▶ _Supplied text_:
[BEGIN]

BRIEF DESCRIPTION OF THE DRAWING
[0010] One embodiment of the invention is shown in the drawing and
described in more detail below. Shown are:
[0011] FIG. 1 a longitudinal section view of a tensioning device
according to the invention;
[0012] FIG. 2 a longitudinal section view of a previously known
tensioning device.
DETAILED DESCRIPTION OF THE DRAWING
[0013] The previously known tensioning device shown in FIG. 2
contains a circular cylindrical housing 1. This is open on one side
and has a base, as well as a guide bore 2. A hollow piston 3, which
acts as a damping piston, because this tensioning device is
constructed as a hydraulic tensioner, that is, it works with oil as
the hydraulic medium, is inserted into the guide bore. On the side
of the piston 3 facing the base 4 of the housing 1, there is a
non-return valve 5. Between the base 4 and the non-return valve 5
there is a compression spring 6 acting on the piston 3. On the side
of the piston 3 there is an opening 7, which connects to an oil
pressure connection 8 of the housing 1. An opening 9 on the head of
the piston 3 is used for venting.
[0014] A holding groove 10, three equal latch grooves 11, 12, and
13, and also an insertion incline 14 are constructed axially one
behind the other on the inner periphery of the housing 1. They are
features of a latch system 10a of the tensioning device formed by
the housing 1 and the piston 3. The diameter of the holding groove
10 is greater than the diameter of the latch groove 11. The holding
groove 10 has an inclined surface 15 relative to the latch groove
11. The latch grooves 11 and 12 are provided with corresponding
inclined surfaces 16 and 17.

[END]

▶ _Data lines_:
[BEGIN]

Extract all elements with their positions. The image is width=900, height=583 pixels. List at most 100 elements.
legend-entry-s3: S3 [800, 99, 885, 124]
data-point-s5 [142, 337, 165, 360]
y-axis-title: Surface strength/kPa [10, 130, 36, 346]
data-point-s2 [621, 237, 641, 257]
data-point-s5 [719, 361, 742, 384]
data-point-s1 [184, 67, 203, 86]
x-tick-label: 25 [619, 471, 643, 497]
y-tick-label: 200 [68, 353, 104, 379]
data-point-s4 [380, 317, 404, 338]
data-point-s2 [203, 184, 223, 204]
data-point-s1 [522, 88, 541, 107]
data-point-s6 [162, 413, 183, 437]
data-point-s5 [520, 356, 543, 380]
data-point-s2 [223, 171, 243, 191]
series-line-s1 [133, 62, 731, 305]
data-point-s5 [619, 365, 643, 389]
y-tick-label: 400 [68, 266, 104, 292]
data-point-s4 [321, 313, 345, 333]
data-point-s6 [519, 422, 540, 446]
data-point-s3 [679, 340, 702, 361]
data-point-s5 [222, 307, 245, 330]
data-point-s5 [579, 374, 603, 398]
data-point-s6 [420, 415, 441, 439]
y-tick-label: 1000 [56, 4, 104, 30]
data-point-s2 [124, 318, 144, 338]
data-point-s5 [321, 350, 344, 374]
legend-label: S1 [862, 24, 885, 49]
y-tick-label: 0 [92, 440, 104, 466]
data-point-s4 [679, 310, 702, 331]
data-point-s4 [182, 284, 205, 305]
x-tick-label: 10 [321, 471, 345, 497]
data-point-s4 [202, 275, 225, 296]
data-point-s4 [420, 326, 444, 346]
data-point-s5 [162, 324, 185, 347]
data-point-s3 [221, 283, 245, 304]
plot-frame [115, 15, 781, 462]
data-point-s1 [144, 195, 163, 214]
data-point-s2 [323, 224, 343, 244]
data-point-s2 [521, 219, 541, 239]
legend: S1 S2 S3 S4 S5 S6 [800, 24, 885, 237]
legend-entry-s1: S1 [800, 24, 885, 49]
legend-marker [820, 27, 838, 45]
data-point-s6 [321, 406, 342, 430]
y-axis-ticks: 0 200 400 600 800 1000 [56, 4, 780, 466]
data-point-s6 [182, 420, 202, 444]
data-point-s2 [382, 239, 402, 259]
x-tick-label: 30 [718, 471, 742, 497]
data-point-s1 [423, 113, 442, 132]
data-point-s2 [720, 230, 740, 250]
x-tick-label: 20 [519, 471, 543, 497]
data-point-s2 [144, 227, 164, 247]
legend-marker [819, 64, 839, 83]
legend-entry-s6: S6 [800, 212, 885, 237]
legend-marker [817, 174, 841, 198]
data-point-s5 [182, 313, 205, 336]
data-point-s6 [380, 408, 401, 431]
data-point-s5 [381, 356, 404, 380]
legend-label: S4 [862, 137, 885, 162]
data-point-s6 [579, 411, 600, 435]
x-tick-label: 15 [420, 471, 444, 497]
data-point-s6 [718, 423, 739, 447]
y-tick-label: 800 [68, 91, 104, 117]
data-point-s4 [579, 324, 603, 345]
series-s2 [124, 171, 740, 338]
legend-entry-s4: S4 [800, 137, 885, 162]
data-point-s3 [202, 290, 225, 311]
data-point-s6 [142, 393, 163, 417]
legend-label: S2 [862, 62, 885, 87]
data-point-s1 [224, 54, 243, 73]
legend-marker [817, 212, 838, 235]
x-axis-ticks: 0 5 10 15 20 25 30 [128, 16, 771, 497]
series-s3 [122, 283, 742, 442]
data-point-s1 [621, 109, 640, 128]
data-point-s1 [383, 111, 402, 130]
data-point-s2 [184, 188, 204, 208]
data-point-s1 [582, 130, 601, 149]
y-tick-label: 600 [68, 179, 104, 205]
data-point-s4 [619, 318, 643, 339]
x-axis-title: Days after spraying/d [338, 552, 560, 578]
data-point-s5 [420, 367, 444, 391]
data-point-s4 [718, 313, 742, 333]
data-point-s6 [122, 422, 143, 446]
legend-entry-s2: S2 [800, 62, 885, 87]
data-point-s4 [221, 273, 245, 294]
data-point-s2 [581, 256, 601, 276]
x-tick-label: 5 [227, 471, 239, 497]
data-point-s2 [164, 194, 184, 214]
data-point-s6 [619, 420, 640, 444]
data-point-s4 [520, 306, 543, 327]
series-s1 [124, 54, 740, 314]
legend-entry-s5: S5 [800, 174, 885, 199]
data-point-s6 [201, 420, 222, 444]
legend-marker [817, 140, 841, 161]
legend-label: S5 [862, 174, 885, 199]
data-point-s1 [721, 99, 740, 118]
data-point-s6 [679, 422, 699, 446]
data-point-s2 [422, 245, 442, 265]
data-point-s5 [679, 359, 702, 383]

[END]

▶ _The tasks_:
- a) From the tensioning device text, reproduce verbatim the passage starting with "DETAILED DESCRIPTION OF" and going on through "used for venting.".
- b) Using the tensioning device text, condense the paragraph beginning "A holding groove 10, three equal latch grooves" into a short bulleted list that keeps its main facts.

▶ _Replies_:
- a)
DETAILED DESCRIPTION OF THE DRAWING
[0013] The previously known tensioning device shown in FIG. 2
contains a circular cylindrical housing 1. This is open on one side
and has a base, as well as a guide bore 2. A hollow piston 3, which
acts as a damping piston, because this tensioning device is
constructed as a hydraulic tensioner, that is, it works with oil as
the hydraulic medium, is inserted into the guide bore. On the side
of the piston 3 facing the base 4 of the housing 1, there is a
non-return valve 5. Between the base 4 and the non-return valve 5
there is a compression spring 6 acting on the piston 3. On the side
of the piston 3 there is an opening 7, which connects to an oil
pressure connection 8 of the housing 1. An opening 9 on the head of
the piston 3 is used for venting.

- b)
- The inner periphery of housing 1 has these features, arranged axially one behind another: holding groove 10, three equal latch grooves 11, 12 and 13, and insertion incline 14.
- They belong to latch system 10a, which is formed by housing 1 and piston 3.
- Holding groove 10 is larger in diameter than latch groove 11 and has an inclined surface 15 relative to it.
- Latch grooves 11 and 12 have corresponding inclined surfaces 16 and 17.